Dataset items:
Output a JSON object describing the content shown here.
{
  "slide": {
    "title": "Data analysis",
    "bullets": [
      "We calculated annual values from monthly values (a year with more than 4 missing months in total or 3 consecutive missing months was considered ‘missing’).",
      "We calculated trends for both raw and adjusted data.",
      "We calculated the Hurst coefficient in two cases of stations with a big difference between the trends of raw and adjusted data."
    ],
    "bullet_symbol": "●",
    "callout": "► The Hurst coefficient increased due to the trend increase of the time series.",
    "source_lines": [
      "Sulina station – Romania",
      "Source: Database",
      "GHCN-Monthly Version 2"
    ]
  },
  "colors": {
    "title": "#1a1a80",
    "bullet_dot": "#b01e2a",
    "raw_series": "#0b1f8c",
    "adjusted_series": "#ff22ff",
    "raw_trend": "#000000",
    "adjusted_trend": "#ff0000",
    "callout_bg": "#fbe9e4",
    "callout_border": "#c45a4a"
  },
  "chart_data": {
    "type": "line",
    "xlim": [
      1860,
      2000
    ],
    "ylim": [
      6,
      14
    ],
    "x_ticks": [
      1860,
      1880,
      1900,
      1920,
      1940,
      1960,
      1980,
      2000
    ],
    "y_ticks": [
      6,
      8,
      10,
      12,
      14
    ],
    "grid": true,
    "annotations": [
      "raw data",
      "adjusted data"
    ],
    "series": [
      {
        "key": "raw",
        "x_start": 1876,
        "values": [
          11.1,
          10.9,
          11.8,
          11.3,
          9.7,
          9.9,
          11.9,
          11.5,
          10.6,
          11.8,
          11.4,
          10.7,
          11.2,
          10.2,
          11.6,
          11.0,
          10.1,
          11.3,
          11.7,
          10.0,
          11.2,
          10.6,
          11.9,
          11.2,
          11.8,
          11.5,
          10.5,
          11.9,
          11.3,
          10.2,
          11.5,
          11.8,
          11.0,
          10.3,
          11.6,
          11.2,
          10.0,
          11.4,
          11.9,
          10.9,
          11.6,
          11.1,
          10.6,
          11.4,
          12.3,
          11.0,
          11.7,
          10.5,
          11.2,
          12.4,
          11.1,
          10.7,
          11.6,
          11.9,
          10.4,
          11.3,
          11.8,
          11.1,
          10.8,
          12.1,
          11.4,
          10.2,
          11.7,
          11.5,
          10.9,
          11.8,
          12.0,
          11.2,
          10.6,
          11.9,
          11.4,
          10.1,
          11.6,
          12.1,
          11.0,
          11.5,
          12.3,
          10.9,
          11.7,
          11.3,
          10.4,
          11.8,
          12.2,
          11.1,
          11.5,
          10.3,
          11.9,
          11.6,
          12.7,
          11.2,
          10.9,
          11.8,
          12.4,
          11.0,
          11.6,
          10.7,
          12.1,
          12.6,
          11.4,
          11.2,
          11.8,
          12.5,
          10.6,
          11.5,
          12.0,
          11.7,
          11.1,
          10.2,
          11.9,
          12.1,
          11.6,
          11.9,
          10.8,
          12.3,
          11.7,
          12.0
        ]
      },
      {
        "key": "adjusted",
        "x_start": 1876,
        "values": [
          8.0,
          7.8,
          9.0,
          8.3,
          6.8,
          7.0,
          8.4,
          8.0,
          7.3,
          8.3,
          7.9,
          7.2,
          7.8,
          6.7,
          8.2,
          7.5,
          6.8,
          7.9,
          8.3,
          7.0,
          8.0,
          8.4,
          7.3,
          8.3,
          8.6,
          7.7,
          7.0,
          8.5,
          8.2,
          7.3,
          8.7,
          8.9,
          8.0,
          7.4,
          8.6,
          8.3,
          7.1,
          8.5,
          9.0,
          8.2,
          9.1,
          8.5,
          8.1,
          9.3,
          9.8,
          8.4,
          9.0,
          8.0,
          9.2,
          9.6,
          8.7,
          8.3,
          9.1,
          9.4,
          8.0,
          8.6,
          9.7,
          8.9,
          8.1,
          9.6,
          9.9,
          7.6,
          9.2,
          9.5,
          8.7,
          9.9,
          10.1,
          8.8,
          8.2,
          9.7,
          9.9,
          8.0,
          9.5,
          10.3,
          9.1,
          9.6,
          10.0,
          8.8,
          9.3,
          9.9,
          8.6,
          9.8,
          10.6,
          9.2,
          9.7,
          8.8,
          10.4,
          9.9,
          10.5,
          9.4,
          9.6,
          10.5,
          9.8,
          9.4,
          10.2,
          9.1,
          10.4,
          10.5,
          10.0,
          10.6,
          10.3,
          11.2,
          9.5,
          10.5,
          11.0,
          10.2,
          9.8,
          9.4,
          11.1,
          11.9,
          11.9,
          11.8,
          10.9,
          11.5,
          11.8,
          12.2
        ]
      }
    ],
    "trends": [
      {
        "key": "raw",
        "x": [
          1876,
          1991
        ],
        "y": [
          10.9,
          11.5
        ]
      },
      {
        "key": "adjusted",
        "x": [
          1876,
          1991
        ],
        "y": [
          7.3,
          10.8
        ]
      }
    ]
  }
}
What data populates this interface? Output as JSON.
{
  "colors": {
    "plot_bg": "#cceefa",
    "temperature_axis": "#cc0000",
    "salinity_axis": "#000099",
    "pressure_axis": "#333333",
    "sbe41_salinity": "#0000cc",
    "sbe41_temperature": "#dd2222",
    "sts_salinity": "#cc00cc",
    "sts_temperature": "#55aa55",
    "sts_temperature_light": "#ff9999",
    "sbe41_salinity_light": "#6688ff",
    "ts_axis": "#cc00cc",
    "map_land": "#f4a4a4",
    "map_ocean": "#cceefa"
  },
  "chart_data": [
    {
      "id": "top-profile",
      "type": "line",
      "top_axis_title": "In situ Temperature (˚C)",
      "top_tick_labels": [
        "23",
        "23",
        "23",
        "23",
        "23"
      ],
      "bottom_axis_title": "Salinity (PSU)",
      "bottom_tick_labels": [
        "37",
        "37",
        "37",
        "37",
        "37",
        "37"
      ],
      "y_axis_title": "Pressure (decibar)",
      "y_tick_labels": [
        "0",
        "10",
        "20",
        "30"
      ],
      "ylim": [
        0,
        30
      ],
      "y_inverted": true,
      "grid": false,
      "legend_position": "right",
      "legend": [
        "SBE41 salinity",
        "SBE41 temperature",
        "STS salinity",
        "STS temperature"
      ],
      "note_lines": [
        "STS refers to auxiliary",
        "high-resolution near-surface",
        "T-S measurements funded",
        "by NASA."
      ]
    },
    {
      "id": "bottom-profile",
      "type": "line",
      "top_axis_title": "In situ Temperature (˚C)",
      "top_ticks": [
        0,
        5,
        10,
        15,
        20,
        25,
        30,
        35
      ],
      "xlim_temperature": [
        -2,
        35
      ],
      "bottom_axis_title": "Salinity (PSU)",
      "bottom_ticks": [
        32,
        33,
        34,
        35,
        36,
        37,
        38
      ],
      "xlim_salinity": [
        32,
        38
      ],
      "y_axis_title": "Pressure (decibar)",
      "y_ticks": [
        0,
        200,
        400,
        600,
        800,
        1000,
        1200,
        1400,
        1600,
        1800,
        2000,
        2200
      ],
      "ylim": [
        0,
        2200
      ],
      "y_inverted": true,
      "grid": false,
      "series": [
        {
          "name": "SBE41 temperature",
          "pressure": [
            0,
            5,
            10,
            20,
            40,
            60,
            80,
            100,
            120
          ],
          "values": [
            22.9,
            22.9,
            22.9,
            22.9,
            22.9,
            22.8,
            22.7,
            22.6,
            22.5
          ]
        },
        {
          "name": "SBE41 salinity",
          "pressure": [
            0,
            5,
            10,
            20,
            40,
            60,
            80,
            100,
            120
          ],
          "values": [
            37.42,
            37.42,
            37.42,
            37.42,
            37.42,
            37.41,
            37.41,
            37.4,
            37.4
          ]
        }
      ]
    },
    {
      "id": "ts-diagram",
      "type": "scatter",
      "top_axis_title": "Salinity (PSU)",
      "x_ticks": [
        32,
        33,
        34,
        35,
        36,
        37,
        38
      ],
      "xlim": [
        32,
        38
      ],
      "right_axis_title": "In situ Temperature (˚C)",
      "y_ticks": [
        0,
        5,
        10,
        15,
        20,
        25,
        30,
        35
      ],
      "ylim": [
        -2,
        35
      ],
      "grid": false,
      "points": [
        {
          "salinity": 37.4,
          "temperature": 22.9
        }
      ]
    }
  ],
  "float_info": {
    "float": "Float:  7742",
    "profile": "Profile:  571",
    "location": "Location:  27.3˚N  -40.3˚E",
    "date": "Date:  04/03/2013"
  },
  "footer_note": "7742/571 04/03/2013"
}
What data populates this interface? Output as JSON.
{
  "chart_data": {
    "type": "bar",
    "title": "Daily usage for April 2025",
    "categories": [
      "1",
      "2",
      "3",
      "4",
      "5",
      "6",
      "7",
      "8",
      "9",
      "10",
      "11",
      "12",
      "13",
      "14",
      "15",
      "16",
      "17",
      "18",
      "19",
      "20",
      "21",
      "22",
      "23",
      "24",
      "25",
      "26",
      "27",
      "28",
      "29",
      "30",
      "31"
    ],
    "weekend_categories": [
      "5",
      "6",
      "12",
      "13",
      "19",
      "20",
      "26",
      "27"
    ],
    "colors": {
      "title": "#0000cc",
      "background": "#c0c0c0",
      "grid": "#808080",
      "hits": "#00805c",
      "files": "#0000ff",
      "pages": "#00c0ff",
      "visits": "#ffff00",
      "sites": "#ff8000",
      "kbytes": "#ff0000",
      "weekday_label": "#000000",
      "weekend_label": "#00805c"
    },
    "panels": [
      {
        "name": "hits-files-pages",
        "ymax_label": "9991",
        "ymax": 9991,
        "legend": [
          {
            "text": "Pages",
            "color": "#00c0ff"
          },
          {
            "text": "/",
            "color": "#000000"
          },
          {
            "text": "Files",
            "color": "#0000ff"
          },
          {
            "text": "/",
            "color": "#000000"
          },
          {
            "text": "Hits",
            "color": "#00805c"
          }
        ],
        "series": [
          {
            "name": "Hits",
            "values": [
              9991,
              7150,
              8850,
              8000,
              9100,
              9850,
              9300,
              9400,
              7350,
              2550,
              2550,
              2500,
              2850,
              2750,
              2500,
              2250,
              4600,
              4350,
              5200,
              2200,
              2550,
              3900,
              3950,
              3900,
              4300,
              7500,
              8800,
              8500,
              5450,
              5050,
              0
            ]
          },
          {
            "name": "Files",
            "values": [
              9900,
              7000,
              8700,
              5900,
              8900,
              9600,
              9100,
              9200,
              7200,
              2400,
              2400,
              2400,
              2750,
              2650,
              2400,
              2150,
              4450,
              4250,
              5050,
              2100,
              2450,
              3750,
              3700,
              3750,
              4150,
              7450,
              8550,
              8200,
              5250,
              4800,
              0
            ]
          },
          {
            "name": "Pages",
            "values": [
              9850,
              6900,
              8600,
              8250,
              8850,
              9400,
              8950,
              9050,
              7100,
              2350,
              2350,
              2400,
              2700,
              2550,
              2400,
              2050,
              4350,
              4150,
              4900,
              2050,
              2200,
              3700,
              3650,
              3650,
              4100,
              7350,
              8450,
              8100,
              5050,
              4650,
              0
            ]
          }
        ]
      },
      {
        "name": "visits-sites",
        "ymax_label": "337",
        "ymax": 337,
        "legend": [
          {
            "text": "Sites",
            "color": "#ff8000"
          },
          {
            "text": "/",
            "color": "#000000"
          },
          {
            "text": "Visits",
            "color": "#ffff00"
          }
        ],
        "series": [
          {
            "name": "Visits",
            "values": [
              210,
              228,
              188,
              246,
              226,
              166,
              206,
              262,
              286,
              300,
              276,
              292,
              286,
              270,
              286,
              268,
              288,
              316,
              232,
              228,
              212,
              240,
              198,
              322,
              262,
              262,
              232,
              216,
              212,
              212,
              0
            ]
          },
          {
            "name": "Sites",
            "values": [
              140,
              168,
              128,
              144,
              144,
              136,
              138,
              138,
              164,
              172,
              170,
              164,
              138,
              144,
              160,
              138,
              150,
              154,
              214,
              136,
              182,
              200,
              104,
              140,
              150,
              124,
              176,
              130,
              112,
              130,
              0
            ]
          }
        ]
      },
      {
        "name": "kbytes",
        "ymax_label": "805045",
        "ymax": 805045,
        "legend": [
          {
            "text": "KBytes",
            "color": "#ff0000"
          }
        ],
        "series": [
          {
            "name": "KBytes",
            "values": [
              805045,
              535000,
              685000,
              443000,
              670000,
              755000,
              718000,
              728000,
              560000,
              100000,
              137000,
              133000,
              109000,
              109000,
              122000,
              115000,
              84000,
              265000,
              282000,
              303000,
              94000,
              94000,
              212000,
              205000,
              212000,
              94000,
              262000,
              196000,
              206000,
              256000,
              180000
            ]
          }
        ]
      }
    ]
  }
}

TASK: Give only the number of lines in the listing above that include the string "name".

RESULT FOR THIS TASK: 11